Look at the entries below and reproduce them exactly.

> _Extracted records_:
========
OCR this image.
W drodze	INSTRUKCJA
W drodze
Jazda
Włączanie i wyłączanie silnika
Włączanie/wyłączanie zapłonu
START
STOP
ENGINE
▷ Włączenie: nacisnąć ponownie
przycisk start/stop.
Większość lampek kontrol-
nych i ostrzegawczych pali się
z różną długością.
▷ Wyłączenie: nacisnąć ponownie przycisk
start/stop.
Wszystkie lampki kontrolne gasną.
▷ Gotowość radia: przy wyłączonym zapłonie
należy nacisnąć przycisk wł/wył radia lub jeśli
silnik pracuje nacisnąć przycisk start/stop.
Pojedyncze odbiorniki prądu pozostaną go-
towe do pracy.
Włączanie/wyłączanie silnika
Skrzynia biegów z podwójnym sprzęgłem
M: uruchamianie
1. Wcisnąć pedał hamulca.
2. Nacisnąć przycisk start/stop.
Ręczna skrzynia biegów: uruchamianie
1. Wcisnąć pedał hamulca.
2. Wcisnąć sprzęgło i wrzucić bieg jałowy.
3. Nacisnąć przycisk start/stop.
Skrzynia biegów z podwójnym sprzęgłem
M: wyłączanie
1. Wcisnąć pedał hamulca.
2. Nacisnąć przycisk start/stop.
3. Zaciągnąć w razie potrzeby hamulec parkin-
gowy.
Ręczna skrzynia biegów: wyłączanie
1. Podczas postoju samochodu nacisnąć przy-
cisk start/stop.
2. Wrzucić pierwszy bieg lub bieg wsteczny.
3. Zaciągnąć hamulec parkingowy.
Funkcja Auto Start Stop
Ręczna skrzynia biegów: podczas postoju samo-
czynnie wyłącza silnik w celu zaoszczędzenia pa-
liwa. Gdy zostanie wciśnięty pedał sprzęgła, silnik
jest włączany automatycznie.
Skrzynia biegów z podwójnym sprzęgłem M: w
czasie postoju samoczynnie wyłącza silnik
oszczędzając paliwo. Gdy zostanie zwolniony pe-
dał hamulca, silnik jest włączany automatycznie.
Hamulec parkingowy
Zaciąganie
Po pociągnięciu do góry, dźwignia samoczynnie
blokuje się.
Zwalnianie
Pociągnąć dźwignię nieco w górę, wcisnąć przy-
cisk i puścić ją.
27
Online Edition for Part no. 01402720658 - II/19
========
> _Task solution_:
OCR this image.
W drodze	INSTRUKCJA
W drodze
Jazda
Włączanie i wyłączanie silnika
Włączanie/wyłączanie zapłonu
START
STOP
ENGINE
▷ Włączenie: nacisnąć ponownie
przycisk start/stop.
Większość lampek kontrol-
nych i ostrzegawczych pali się
z różną długością.
▷ Wyłączenie: nacisnąć ponownie przycisk
start/stop.
Wszystkie lampki kontrolne gasną.
▷ Gotowość radia: przy wyłączonym zapłonie
należy nacisnąć przycisk wł/wył radia lub jeśli
silnik pracuje nacisnąć przycisk start/stop.
Pojedyncze odbiorniki prądu pozostaną go-
towe do pracy.
Włączanie/wyłączanie silnika
Skrzynia biegów z podwójnym sprzęgłem
M: uruchamianie
1. Wcisnąć pedał hamulca.
2. Nacisnąć przycisk start/stop.
Ręczna skrzynia biegów: uruchamianie
1. Wcisnąć pedał hamulca.
2. Wcisnąć sprzęgło i wrzucić bieg jałowy.
3. Nacisnąć przycisk start/stop.
Skrzynia biegów z podwójnym sprzęgłem
M: wyłączanie
1. Wcisnąć pedał hamulca.
2. Nacisnąć przycisk start/stop.
3. Zaciągnąć w razie potrzeby hamulec parkin-
gowy.
Ręczna skrzynia biegów: wyłączanie
1. Podczas postoju samochodu nacisnąć przy-
cisk start/stop.
2. Wrzucić pierwszy bieg lub bieg wsteczny.
3. Zaciągnąć hamulec parkingowy.
Funkcja Auto Start Stop
Ręczna skrzynia biegów: podczas postoju samo-
czynnie wyłącza silnik w celu zaoszczędzenia pa-
liwa. Gdy zostanie wciśnięty pedał sprzęgła, silnik
jest włączany automatycznie.
Skrzynia biegów z podwójnym sprzęgłem M: w
czasie postoju samoczynnie wyłącza silnik
oszczędzając paliwo. Gdy zostanie zwolniony pe-
dał hamulca, silnik jest włączany automatycznie.
Hamulec parkingowy
Zaciąganie
Po pociągnięciu do góry, dźwignia samoczynnie
blokuje się.
Zwalnianie
Pociągnąć dźwignię nieco w górę, wcisnąć przy-
cisk i puścić ją.
27
Online Edition for Part no. 01402720658 - II/19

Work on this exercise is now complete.